— begin Records shown —

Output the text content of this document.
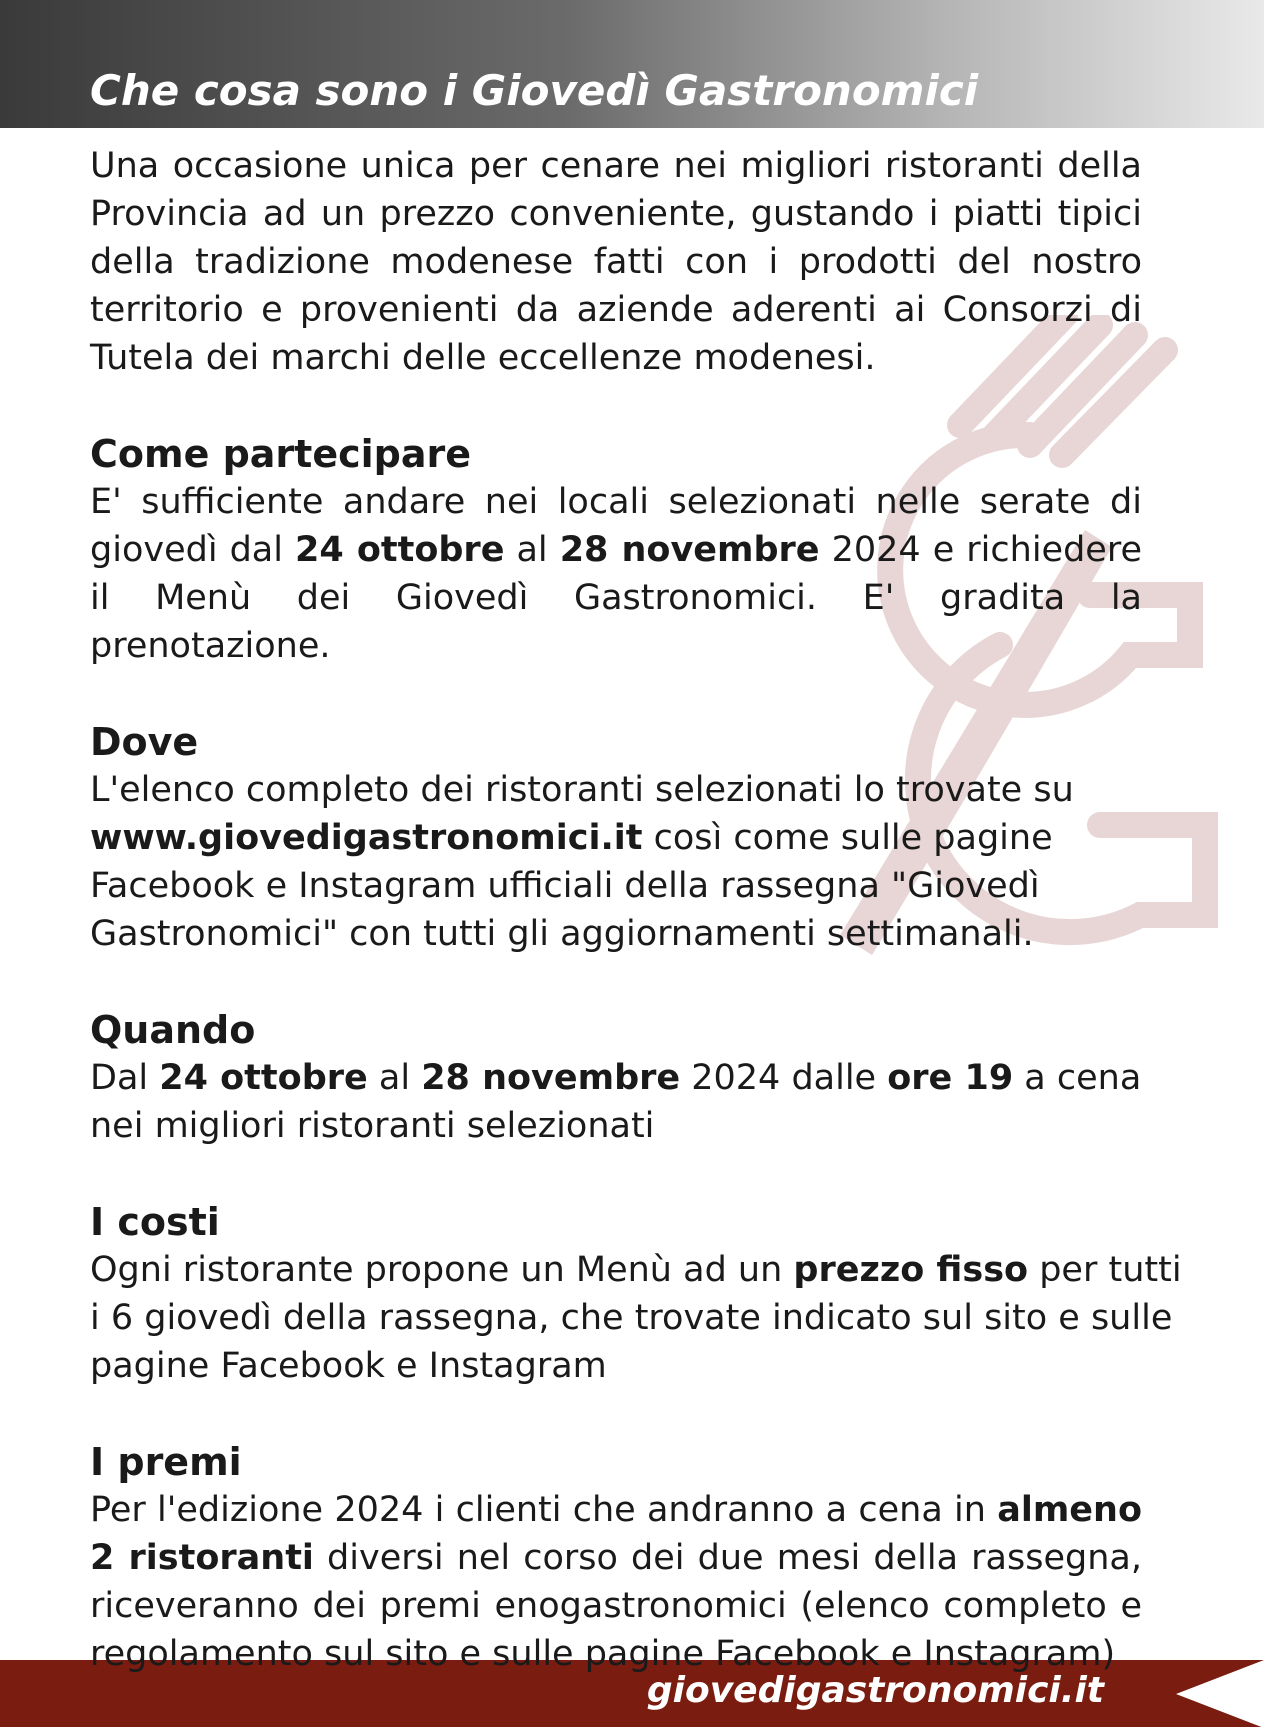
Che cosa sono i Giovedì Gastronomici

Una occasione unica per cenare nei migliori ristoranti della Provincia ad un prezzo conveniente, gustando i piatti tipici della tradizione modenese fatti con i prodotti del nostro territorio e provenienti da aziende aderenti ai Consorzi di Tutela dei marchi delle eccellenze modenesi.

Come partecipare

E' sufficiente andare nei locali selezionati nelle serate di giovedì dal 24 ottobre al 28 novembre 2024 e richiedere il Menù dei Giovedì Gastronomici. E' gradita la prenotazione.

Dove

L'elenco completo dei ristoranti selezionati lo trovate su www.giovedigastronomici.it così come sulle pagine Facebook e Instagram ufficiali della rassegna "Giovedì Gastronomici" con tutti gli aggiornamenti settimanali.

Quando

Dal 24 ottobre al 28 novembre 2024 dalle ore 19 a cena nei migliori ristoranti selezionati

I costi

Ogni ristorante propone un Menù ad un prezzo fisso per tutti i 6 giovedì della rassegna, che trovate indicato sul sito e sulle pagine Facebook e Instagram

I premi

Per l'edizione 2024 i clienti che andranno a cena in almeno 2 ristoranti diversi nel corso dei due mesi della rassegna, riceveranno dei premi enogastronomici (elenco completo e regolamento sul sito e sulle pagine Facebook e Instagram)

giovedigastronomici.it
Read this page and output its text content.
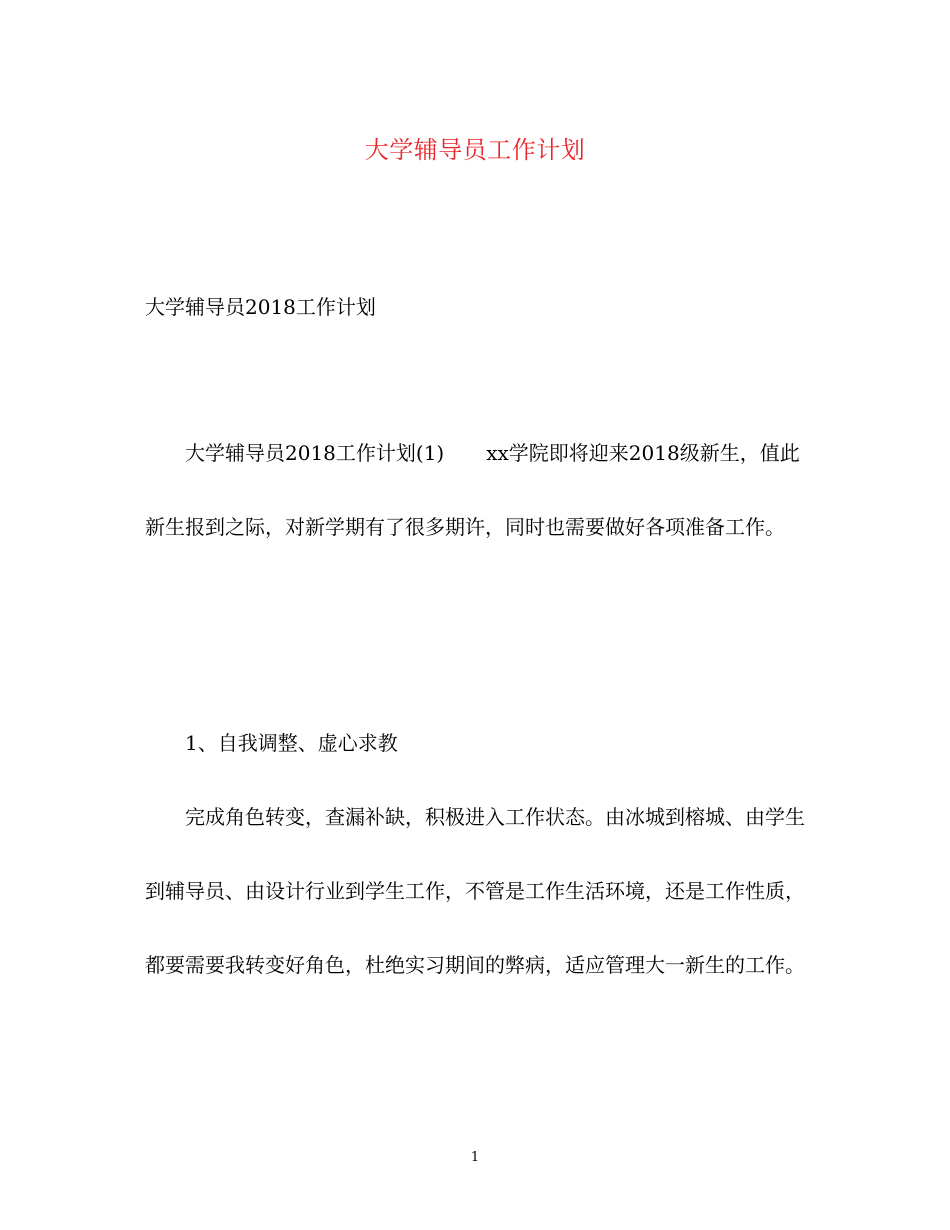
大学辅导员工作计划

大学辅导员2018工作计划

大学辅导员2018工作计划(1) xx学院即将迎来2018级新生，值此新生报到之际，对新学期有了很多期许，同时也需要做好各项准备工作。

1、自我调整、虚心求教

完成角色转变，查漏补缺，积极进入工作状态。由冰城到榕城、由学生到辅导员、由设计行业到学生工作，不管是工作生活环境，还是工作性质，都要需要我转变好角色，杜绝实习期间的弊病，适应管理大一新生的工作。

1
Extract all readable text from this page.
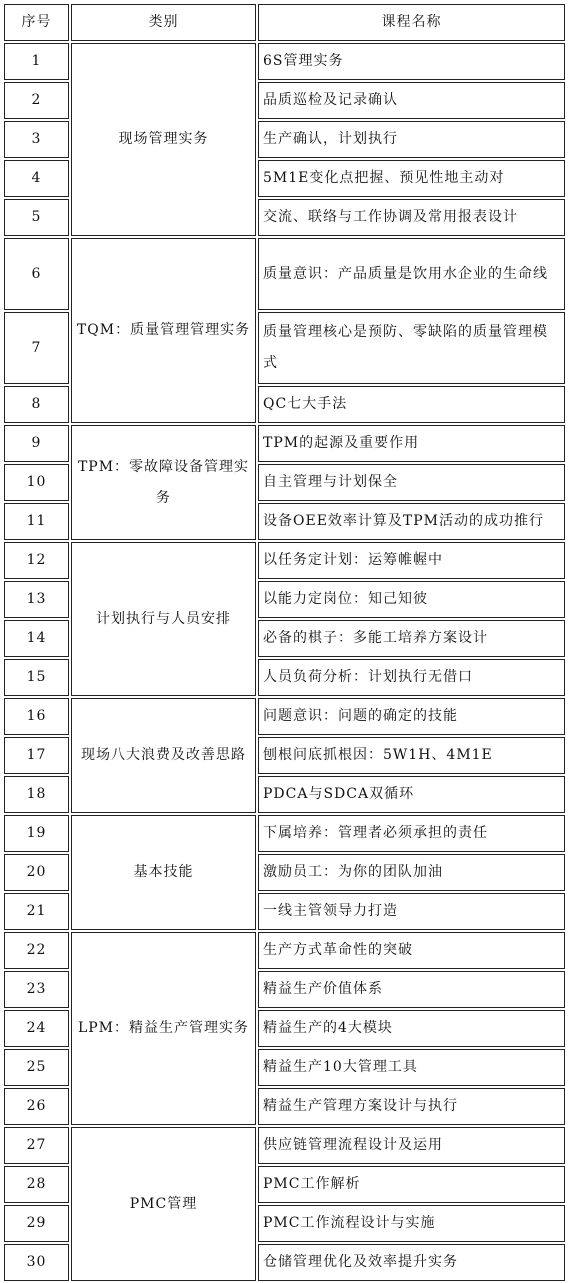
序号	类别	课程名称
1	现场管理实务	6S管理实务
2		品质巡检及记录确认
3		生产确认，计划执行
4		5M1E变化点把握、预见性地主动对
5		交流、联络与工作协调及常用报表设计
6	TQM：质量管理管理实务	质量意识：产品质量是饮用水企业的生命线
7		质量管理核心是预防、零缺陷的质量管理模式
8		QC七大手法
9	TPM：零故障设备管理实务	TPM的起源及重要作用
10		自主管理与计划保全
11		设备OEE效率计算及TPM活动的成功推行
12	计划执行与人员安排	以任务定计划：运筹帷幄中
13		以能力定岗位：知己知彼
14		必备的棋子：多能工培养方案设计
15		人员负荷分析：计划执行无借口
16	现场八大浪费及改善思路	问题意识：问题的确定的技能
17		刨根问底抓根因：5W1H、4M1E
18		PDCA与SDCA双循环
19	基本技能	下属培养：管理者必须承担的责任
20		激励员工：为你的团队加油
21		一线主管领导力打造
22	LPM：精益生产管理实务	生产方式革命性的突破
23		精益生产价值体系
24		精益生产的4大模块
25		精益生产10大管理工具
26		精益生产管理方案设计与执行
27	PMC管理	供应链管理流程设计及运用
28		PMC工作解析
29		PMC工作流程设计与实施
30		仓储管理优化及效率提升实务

— end Records shown —

Problem details: Reproduce all entries without any change, and omit the pictures.

Result for this task:
Output the text content of this document.
Che cosa sono i Giovedì Gastronomici

Una occasione unica per cenare nei migliori ristoranti della Provincia ad un prezzo conveniente, gustando i piatti tipici della tradizione modenese fatti con i prodotti del nostro territorio e provenienti da aziende aderenti ai Consorzi di Tutela dei marchi delle eccellenze modenesi.

Come partecipare

E' sufficiente andare nei locali selezionati nelle serate di giovedì dal 24 ottobre al 28 novembre 2024 e richiedere il Menù dei Giovedì Gastronomici. E' gradita la prenotazione.

Dove

L'elenco completo dei ristoranti selezionati lo trovate su www.giovedigastronomici.it così come sulle pagine Facebook e Instagram ufficiali della rassegna "Giovedì Gastronomici" con tutti gli aggiornamenti settimanali.

Quando

Dal 24 ottobre al 28 novembre 2024 dalle ore 19 a cena nei migliori ristoranti selezionati

I costi

Ogni ristorante propone un Menù ad un prezzo fisso per tutti i 6 giovedì della rassegna, che trovate indicato sul sito e sulle pagine Facebook e Instagram

I premi

Per l'edizione 2024 i clienti che andranno a cena in almeno 2 ristoranti diversi nel corso dei due mesi della rassegna, riceveranno dei premi enogastronomici (elenco completo e regolamento sul sito e sulle pagine Facebook e Instagram)

giovedigastronomici.it
Read this page and output its text content.
大学辅导员工作计划

大学辅导员2018工作计划

大学辅导员2018工作计划(1) xx学院即将迎来2018级新生，值此新生报到之际，对新学期有了很多期许，同时也需要做好各项准备工作。

1、自我调整、虚心求教

完成角色转变，查漏补缺，积极进入工作状态。由冰城到榕城、由学生到辅导员、由设计行业到学生工作，不管是工作生活环境，还是工作性质，都要需要我转变好角色，杜绝实习期间的弊病，适应管理大一新生的工作。

1
Extract all readable text from this page.
序号	类别	课程名称
1	现场管理实务	6S管理实务
2		品质巡检及记录确认
3		生产确认，计划执行
4		5M1E变化点把握、预见性地主动对
5		交流、联络与工作协调及常用报表设计
6	TQM：质量管理管理实务	质量意识：产品质量是饮用水企业的生命线
7		质量管理核心是预防、零缺陷的质量管理模式
8		QC七大手法
9	TPM：零故障设备管理实务	TPM的起源及重要作用
10		自主管理与计划保全
11		设备OEE效率计算及TPM活动的成功推行
12	计划执行与人员安排	以任务定计划：运筹帷幄中
13		以能力定岗位：知己知彼
14		必备的棋子：多能工培养方案设计
15		人员负荷分析：计划执行无借口
16	现场八大浪费及改善思路	问题意识：问题的确定的技能
17		刨根问底抓根因：5W1H、4M1E
18		PDCA与SDCA双循环
19	基本技能	下属培养：管理者必须承担的责任
20		激励员工：为你的团队加油
21		一线主管领导力打造
22	LPM：精益生产管理实务	生产方式革命性的突破
23		精益生产价值体系
24		精益生产的4大模块
25		精益生产10大管理工具
26		精益生产管理方案设计与执行
27	PMC管理	供应链管理流程设计及运用
28		PMC工作解析
29		PMC工作流程设计与实施
30		仓储管理优化及效率提升实务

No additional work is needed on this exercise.